§ **Set exercise**:
Return a copy of every line in the records that includes the word "составляет".

§ **Material supplied**:
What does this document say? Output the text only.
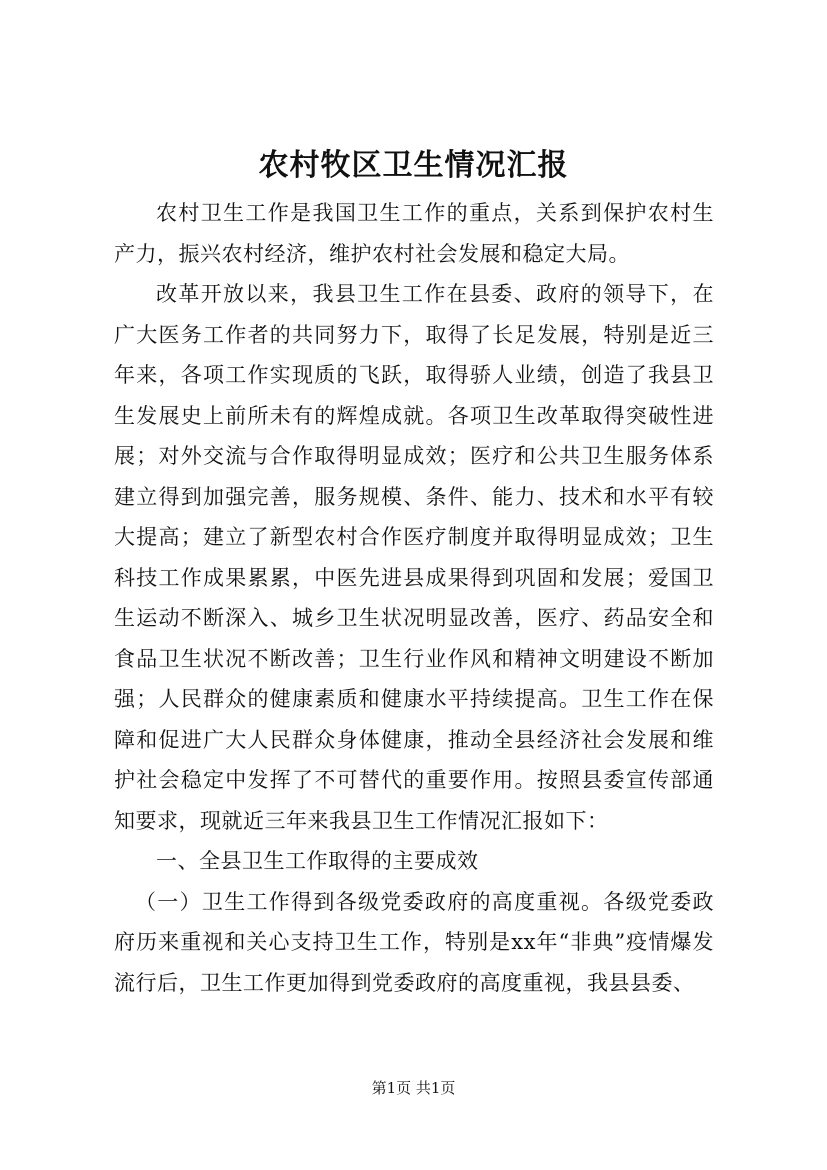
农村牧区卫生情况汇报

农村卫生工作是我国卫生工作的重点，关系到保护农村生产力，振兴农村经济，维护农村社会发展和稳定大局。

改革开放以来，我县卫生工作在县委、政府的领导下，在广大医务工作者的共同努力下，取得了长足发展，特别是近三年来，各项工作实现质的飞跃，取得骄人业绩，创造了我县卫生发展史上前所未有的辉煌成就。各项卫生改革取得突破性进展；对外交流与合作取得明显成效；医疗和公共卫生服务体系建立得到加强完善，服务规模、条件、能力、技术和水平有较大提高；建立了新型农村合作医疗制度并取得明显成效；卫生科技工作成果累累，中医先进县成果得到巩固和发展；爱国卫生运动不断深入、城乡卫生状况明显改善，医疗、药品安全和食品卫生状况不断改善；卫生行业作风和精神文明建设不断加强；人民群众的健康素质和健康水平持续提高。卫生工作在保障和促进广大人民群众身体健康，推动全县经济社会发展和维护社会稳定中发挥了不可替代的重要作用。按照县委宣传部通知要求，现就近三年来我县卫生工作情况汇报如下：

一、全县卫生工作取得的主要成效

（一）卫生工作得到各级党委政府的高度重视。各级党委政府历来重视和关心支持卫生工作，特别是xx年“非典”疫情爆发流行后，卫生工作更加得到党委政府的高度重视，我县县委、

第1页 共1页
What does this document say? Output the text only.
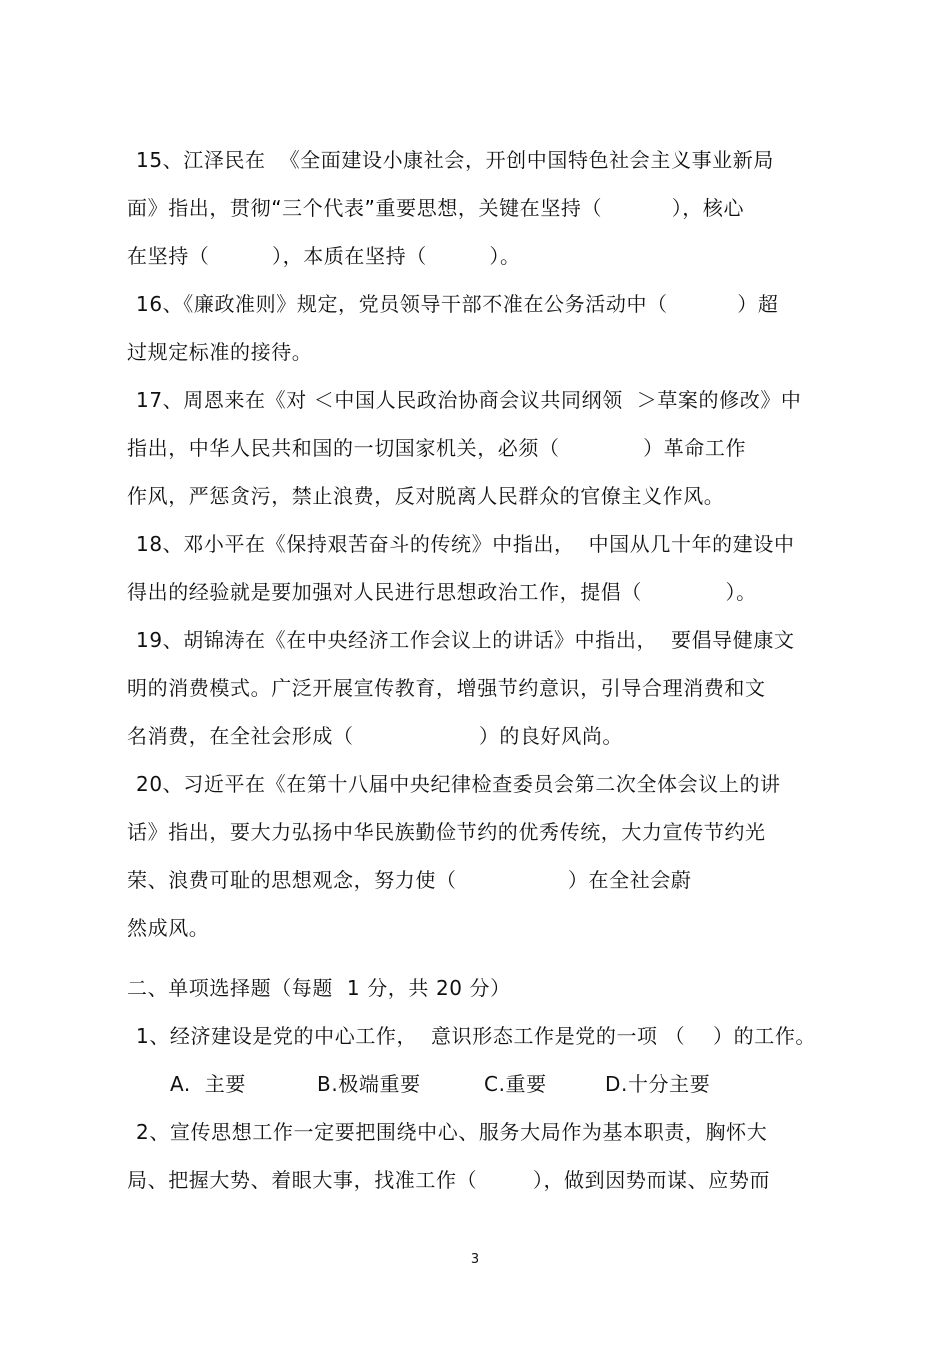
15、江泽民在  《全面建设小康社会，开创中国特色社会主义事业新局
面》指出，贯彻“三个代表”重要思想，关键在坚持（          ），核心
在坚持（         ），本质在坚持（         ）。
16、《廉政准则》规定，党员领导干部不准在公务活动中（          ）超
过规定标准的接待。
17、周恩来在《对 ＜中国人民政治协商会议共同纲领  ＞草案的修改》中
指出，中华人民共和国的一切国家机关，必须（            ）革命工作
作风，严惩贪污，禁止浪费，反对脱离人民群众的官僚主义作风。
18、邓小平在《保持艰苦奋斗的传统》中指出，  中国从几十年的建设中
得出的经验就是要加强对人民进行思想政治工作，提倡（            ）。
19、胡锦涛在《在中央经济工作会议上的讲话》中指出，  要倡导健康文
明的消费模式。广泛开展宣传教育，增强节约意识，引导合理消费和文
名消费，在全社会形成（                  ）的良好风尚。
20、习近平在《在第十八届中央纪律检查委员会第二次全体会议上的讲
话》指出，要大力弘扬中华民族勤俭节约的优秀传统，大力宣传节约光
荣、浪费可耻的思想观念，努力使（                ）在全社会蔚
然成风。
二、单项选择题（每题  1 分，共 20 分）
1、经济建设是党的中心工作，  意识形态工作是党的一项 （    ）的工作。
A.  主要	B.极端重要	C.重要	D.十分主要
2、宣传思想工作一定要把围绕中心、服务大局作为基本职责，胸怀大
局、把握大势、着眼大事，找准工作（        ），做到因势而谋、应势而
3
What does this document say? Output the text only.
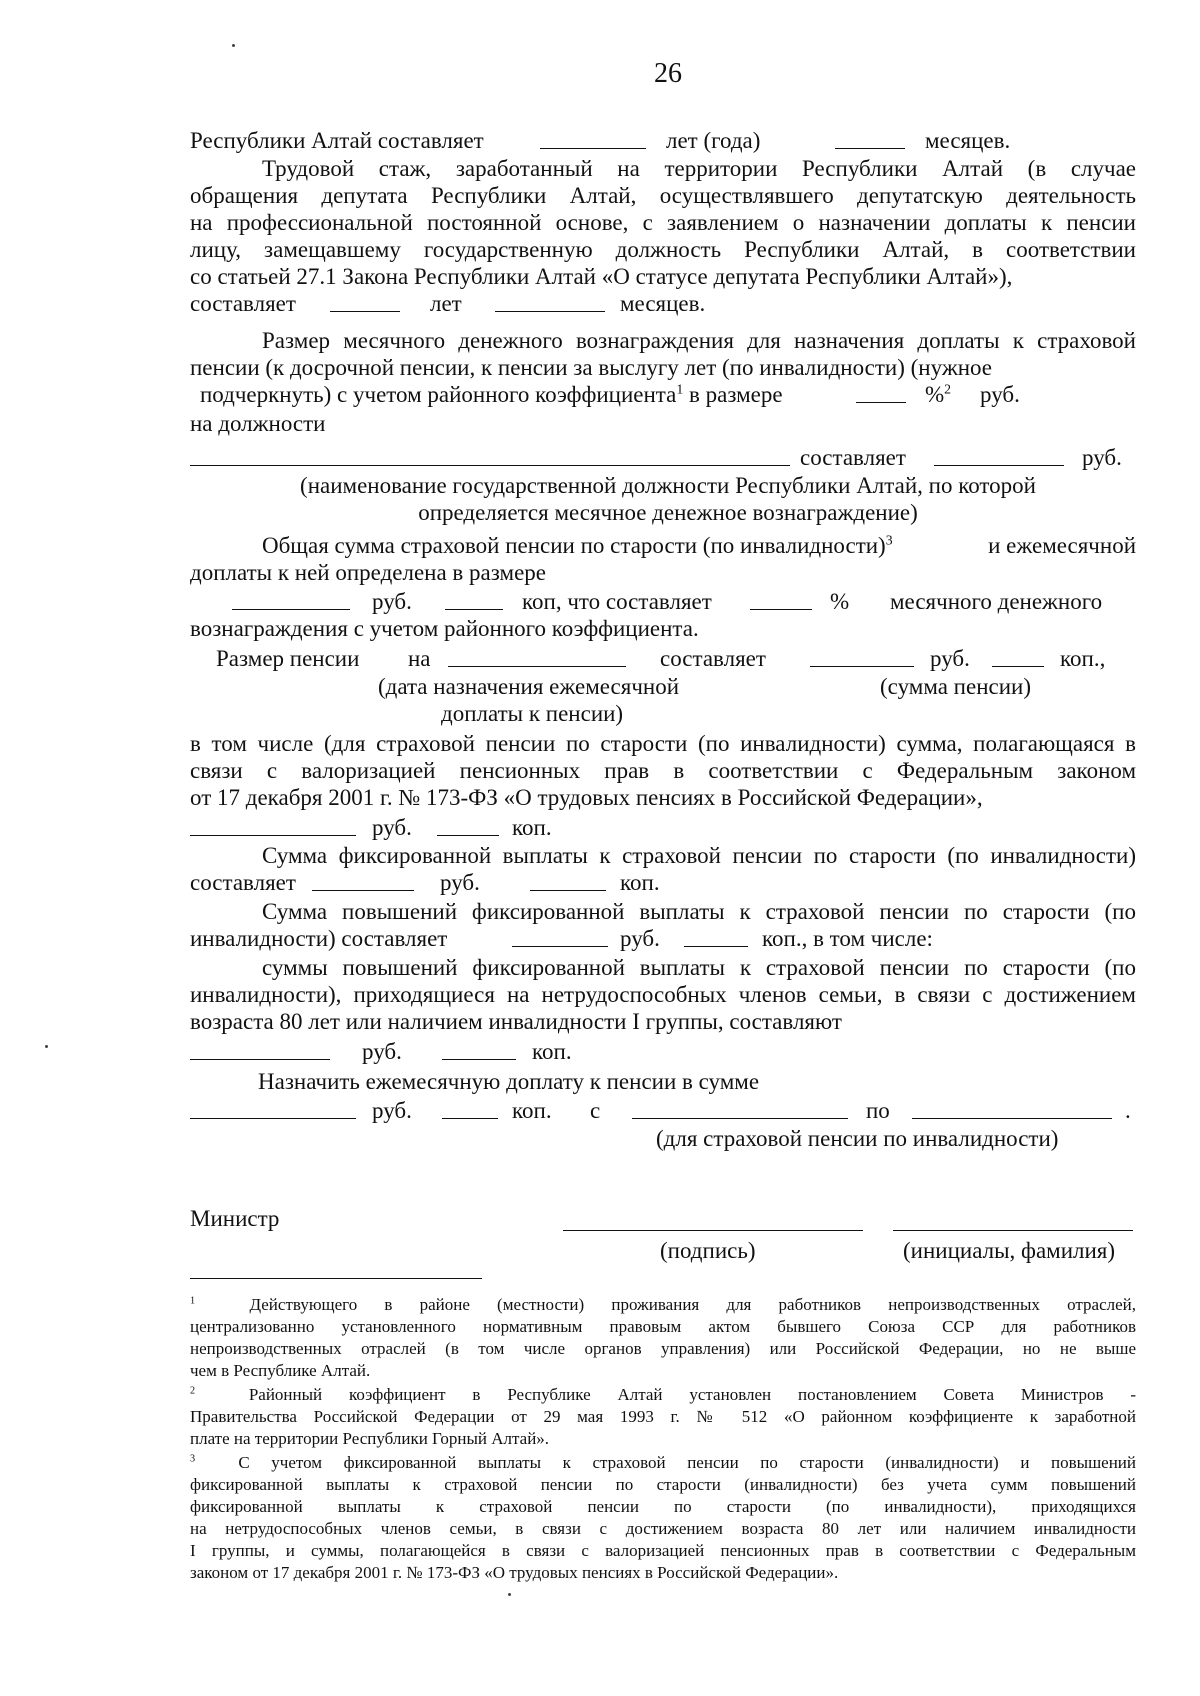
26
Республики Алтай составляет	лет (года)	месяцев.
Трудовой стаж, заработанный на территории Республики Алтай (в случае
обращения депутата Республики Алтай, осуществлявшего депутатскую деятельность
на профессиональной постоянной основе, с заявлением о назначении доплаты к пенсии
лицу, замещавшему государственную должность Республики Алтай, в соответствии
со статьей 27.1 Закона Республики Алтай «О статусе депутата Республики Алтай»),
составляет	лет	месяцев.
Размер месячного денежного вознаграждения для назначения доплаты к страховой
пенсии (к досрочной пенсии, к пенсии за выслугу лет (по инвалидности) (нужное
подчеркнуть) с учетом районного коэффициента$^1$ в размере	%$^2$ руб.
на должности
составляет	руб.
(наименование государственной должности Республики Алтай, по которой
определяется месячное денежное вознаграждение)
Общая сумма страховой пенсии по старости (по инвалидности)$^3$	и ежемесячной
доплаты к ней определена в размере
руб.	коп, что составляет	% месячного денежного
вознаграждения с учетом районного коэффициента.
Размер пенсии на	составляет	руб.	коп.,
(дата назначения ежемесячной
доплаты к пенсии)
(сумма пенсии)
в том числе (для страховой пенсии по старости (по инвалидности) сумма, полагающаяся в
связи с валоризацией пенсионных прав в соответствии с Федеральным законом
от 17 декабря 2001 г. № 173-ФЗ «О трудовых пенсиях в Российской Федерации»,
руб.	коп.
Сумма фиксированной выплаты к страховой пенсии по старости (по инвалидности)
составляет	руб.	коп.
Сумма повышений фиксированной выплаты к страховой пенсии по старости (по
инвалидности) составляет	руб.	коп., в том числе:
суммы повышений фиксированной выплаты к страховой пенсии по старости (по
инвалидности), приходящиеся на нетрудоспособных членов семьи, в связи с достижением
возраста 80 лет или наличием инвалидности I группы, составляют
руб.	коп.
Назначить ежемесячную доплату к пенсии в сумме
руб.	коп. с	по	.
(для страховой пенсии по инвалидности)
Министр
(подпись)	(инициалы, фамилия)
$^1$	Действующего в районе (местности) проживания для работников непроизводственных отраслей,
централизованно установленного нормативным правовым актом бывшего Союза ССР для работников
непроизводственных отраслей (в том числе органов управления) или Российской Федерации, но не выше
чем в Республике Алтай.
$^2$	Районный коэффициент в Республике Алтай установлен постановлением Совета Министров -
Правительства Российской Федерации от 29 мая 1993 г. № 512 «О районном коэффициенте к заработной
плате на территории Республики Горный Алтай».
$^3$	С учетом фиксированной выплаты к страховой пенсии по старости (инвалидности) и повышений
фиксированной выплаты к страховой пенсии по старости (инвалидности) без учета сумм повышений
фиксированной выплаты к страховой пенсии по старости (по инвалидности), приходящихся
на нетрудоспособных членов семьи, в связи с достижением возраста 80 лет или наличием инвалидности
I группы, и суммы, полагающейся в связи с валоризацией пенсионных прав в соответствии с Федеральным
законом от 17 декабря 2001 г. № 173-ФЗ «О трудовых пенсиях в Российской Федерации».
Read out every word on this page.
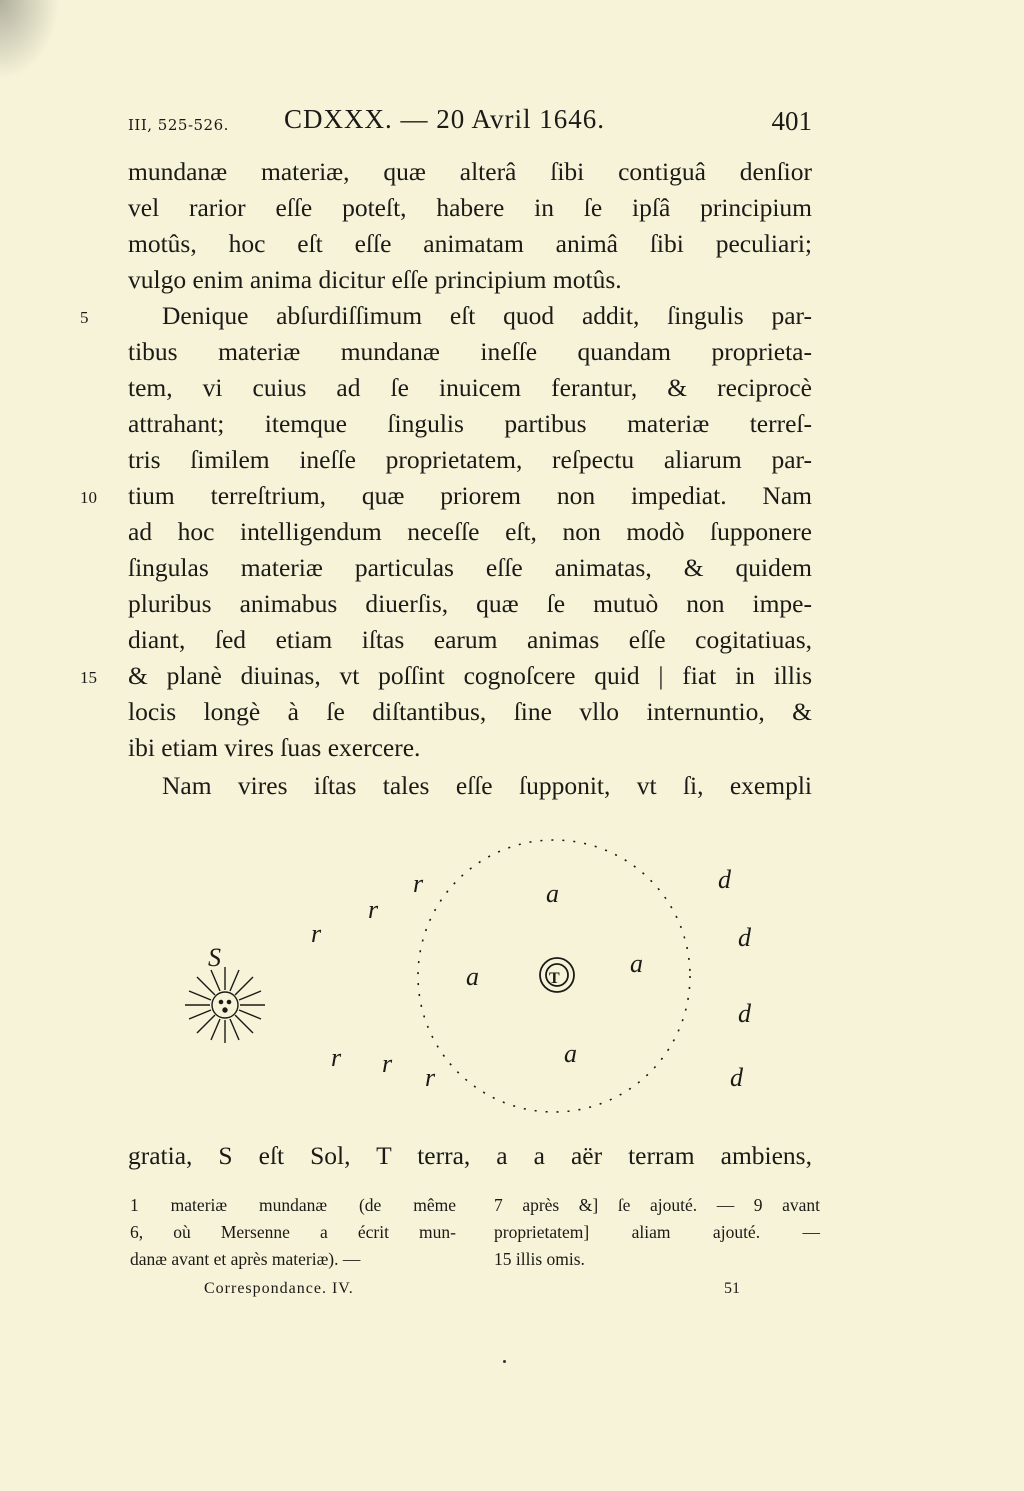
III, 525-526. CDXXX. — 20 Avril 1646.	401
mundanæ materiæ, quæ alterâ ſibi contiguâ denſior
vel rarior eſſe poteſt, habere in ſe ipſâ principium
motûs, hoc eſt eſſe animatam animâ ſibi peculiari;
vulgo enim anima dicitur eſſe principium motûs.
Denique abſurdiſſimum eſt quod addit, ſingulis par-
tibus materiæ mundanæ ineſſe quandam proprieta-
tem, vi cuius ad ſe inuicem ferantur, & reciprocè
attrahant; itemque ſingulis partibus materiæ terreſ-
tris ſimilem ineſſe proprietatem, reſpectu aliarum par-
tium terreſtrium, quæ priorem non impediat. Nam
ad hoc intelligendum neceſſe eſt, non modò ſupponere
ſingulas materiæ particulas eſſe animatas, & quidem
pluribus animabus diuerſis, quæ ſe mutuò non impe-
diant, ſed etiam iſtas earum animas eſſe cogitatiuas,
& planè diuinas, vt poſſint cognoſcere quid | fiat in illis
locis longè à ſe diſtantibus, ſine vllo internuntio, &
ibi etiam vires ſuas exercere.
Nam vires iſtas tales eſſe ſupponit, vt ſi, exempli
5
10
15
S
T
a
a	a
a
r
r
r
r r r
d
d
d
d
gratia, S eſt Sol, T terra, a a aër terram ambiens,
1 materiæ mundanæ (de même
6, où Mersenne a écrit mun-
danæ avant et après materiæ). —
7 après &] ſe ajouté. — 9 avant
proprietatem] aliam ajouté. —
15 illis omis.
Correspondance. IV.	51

§ **Solution to this exercise**:
Республики Алтай составляет	лет (года)	месяцев.
составляет	лет	месяцев.
составляет	руб.
руб.	коп, что составляет	% месячного денежного
Размер пенсии на	составляет	руб.	коп.,
составляет	руб.	коп.
инвалидности) составляет	руб.	коп., в том числе:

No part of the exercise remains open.